START

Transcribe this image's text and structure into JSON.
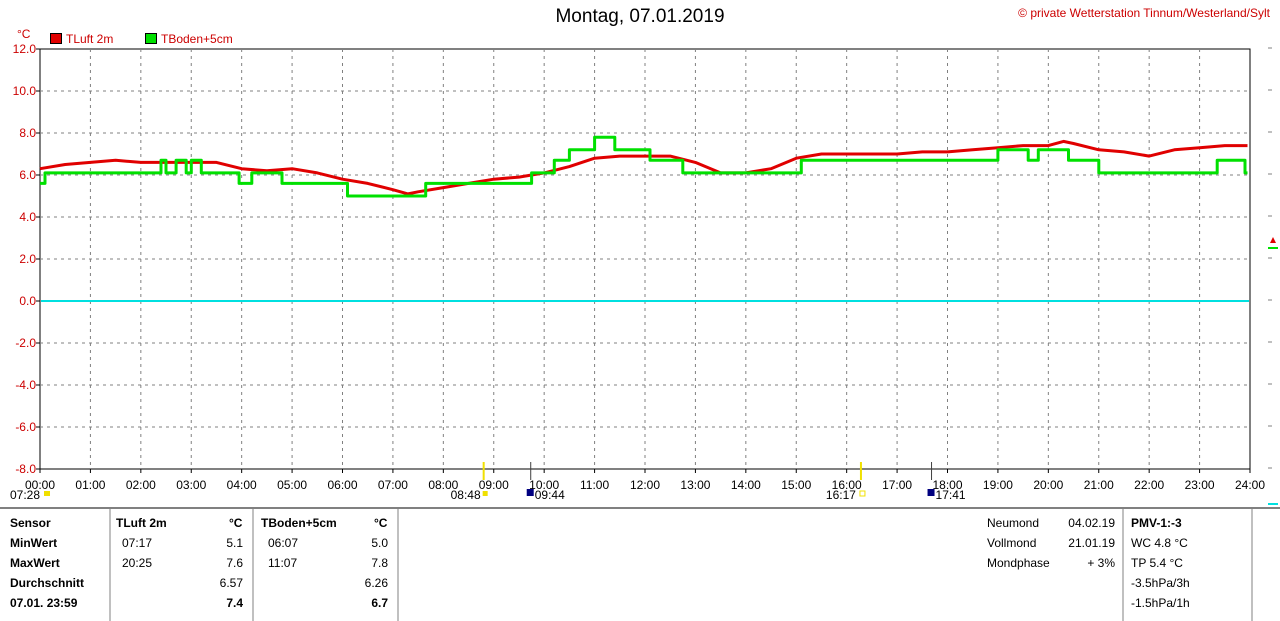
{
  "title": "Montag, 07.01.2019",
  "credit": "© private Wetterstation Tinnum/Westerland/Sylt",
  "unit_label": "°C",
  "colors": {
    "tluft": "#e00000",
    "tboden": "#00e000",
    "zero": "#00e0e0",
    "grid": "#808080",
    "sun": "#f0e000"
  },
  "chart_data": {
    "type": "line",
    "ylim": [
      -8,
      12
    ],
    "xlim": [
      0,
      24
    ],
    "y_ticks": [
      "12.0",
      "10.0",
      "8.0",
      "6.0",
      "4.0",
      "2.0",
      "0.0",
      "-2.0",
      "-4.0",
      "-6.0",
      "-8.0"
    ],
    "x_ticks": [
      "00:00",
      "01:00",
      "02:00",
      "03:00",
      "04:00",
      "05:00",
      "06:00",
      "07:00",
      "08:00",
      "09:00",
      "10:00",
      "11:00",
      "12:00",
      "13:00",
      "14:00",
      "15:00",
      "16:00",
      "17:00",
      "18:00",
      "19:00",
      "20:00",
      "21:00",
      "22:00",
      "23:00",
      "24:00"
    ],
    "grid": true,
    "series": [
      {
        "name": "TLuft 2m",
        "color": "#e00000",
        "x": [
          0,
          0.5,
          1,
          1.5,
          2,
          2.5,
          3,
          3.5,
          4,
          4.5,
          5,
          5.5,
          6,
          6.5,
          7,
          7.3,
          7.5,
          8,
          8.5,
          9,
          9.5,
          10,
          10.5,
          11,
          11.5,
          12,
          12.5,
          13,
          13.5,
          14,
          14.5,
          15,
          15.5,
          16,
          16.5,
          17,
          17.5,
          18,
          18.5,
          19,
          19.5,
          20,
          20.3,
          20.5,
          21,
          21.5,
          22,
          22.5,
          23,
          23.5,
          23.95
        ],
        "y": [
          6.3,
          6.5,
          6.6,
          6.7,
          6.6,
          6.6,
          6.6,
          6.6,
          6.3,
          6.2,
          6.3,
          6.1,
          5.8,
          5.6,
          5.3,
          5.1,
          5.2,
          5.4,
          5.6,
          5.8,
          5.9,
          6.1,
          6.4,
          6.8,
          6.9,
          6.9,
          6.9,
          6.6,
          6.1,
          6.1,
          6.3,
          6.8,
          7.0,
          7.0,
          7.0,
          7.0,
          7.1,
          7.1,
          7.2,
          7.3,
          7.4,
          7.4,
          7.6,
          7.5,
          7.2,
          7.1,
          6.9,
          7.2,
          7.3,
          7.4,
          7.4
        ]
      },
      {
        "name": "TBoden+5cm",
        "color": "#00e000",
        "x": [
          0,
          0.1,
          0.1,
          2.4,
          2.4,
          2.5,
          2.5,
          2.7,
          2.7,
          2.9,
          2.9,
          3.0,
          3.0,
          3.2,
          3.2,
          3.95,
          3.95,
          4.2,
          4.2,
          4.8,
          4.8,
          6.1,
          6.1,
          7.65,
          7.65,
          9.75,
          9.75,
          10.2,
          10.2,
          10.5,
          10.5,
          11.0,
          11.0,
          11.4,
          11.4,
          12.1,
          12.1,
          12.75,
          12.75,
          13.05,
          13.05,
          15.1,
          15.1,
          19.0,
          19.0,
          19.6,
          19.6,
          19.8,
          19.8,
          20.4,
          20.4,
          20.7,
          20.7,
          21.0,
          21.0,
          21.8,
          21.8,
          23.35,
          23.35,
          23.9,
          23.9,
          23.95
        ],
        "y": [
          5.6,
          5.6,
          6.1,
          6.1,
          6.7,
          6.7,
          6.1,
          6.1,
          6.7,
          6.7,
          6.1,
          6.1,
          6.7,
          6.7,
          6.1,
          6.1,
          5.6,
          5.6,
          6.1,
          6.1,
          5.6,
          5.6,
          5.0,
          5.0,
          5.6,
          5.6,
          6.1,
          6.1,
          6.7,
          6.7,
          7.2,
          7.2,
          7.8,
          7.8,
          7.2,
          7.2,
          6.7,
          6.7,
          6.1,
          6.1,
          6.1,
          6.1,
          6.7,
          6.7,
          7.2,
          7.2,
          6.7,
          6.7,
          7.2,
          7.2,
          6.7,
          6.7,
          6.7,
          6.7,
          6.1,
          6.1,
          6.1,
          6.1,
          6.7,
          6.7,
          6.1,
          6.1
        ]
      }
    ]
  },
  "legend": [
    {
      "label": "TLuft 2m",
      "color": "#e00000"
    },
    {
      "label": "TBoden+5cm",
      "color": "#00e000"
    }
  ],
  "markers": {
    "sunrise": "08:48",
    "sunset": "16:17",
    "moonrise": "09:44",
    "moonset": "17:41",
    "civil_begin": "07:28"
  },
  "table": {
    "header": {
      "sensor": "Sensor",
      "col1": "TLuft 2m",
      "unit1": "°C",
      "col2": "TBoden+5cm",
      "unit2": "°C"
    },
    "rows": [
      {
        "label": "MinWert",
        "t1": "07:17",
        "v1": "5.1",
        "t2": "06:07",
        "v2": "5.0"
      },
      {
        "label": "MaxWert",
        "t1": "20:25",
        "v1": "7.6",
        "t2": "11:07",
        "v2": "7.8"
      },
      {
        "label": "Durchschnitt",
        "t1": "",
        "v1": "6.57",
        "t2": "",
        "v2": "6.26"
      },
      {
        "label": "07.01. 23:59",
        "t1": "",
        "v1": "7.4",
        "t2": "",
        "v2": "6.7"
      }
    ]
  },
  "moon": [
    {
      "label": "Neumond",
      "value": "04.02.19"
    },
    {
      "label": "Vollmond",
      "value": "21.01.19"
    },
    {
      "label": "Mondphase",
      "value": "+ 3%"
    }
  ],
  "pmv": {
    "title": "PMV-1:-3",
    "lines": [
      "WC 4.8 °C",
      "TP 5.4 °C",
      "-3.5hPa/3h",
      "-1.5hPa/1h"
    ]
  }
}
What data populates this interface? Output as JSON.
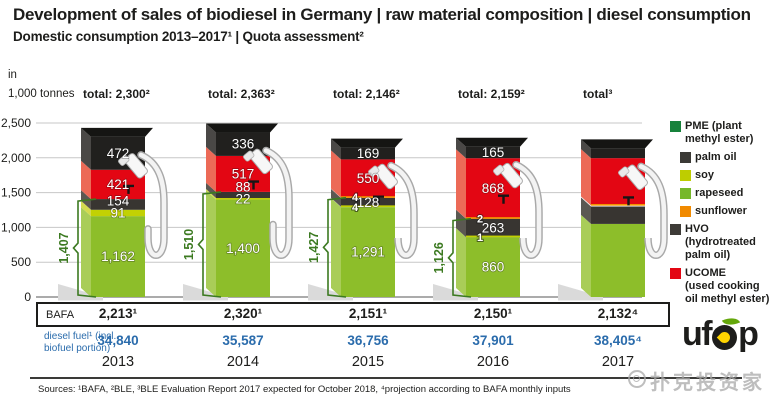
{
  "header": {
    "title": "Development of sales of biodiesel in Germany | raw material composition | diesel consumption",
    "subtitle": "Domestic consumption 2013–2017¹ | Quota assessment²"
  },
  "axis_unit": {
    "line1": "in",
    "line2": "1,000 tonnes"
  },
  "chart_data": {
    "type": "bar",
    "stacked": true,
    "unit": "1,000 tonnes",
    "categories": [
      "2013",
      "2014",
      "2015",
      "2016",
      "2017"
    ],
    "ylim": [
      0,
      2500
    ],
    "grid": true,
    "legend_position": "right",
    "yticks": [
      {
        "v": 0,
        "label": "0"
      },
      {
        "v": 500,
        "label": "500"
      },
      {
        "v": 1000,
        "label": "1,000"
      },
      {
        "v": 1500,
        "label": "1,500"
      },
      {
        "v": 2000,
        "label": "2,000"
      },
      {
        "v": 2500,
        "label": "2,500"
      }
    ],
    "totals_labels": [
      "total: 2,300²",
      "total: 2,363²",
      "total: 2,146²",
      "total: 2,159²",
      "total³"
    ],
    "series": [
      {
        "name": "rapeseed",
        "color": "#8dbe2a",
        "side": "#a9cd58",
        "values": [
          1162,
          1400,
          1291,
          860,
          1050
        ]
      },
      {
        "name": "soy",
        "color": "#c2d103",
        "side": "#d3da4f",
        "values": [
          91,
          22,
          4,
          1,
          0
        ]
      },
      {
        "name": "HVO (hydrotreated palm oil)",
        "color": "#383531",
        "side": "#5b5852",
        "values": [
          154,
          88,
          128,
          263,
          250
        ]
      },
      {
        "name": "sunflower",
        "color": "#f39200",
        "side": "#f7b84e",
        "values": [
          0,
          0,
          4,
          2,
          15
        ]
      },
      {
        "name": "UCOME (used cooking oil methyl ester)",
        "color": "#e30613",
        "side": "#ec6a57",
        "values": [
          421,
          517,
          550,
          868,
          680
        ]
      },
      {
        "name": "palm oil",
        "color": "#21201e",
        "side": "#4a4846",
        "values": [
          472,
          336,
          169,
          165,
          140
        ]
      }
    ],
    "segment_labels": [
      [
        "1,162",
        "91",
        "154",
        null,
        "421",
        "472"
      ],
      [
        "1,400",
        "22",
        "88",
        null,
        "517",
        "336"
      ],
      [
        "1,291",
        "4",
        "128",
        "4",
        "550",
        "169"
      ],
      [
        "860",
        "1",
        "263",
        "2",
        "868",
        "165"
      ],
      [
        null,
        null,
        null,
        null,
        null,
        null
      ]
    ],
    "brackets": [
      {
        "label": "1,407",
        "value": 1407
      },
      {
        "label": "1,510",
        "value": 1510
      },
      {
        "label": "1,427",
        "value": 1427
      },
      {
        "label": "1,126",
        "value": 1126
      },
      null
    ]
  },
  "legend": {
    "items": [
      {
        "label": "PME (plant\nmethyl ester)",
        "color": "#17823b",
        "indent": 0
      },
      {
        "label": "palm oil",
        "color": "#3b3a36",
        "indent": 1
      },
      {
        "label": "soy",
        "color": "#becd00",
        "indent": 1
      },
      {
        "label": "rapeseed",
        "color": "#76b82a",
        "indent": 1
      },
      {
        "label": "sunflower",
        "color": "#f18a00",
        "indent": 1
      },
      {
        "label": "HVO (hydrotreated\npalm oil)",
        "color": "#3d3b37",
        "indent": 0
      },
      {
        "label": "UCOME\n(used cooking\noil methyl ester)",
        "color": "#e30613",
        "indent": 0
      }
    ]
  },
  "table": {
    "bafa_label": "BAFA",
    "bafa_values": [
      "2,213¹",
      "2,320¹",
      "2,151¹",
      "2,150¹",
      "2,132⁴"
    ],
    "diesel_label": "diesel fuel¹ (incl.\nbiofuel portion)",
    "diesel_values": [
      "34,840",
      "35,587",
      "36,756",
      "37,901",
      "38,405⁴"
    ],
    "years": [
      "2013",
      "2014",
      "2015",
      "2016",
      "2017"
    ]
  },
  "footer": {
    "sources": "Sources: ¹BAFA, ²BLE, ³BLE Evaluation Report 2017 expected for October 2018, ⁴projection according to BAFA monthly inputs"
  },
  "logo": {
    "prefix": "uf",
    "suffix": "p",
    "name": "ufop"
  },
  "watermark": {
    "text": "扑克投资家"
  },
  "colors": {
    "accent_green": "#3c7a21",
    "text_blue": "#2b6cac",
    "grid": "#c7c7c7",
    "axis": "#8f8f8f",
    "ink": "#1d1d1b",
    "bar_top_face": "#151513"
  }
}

END

Identify and list each line with the word "JSON".

Transcribe this image's text and structure into JSON.
What data populates this interface? Output as JSON.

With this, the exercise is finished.